# DIRECTIVE
Give back all the records below line for line and unchanged, leaving out the pictures.

# MATERIAL TO PROCESS
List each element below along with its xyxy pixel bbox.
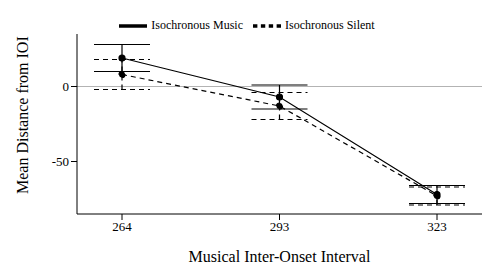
html-text:Isochronous Silent: Isochronous Silent (285, 17, 375, 32)
svg-text:0: 0 (63, 79, 70, 94)
svg-text:323: 323 (427, 219, 447, 234)
svg-text:293: 293 (270, 219, 290, 234)
svg-text:264: 264 (112, 219, 132, 234)
html-text:Isochronous Music: Isochronous Music (151, 17, 243, 32)
svg-text:Mean Distance from IOI: Mean Distance from IOI (14, 36, 31, 194)
svg-text:Musical Inter-Onset Interval: Musical Inter-Onset Interval (189, 248, 371, 265)
svg-text:-50: -50 (52, 154, 69, 169)
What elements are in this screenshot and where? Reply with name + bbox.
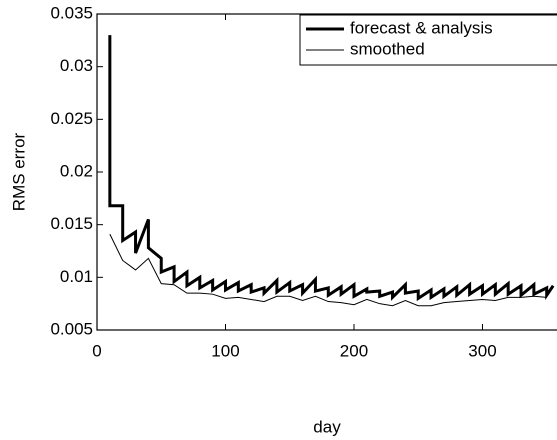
y-axis-label: RMS error xyxy=(9,132,28,211)
y-tick-label: 0.02 xyxy=(60,161,93,180)
legend-box xyxy=(299,14,557,66)
legend-label: smoothed xyxy=(350,39,425,58)
x-tick-label: 300 xyxy=(468,341,496,360)
data-line xyxy=(108,35,555,302)
y-tick-label: 0.025 xyxy=(50,109,93,128)
y-tick-label: 0.01 xyxy=(60,267,93,286)
y-tick-label: 0.005 xyxy=(50,319,93,338)
x-tick-label: 200 xyxy=(340,341,368,360)
data-line xyxy=(109,233,547,307)
y-tick-label: 0.015 xyxy=(50,214,93,233)
x-axis-label: day xyxy=(313,417,341,436)
x-tick-label: 100 xyxy=(211,341,239,360)
y-tick-label: 0.03 xyxy=(60,56,93,75)
x-tick-label: 0 xyxy=(92,341,101,360)
y-tick-label: 0.035 xyxy=(50,3,93,22)
legend-label: forecast & analysis xyxy=(350,18,493,37)
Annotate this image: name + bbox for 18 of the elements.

# WRITTEN SOLUTION
List each element below along with its xyxy pixel bbox.
html-text:Isochronous Silent: Isochronous Silent (285, 17, 375, 32)
svg-text:0: 0 (63, 79, 70, 94)
svg-text:323: 323 (427, 219, 447, 234)
svg-text:293: 293 (270, 219, 290, 234)
svg-text:264: 264 (112, 219, 132, 234)
html-text:Isochronous Music: Isochronous Music (151, 17, 243, 32)
svg-text:Mean Distance from IOI: Mean Distance from IOI (14, 36, 31, 194)
svg-text:Musical Inter-Onset Interval: Musical Inter-Onset Interval (189, 248, 371, 265)
svg-text:-50: -50 (52, 154, 69, 169)
What elements are in this screenshot and where? Reply with name + bbox.
y-axis-label: RMS error xyxy=(9,132,28,211)
y-tick-label: 0.02 xyxy=(60,161,93,180)
legend-box xyxy=(299,14,557,66)
legend-label: smoothed xyxy=(350,39,425,58)
x-tick-label: 300 xyxy=(468,341,496,360)
data-line xyxy=(108,35,555,302)
y-tick-label: 0.025 xyxy=(50,109,93,128)
y-tick-label: 0.01 xyxy=(60,267,93,286)
y-tick-label: 0.005 xyxy=(50,319,93,338)
x-tick-label: 200 xyxy=(340,341,368,360)
data-line xyxy=(109,233,547,307)
y-tick-label: 0.015 xyxy=(50,214,93,233)
x-axis-label: day xyxy=(313,417,341,436)
x-tick-label: 100 xyxy=(211,341,239,360)
y-tick-label: 0.03 xyxy=(60,56,93,75)
x-tick-label: 0 xyxy=(92,341,101,360)
y-tick-label: 0.035 xyxy=(50,3,93,22)
legend-label: forecast & analysis xyxy=(350,18,493,37)
Annotate this image: name + bbox for 18 of the elements.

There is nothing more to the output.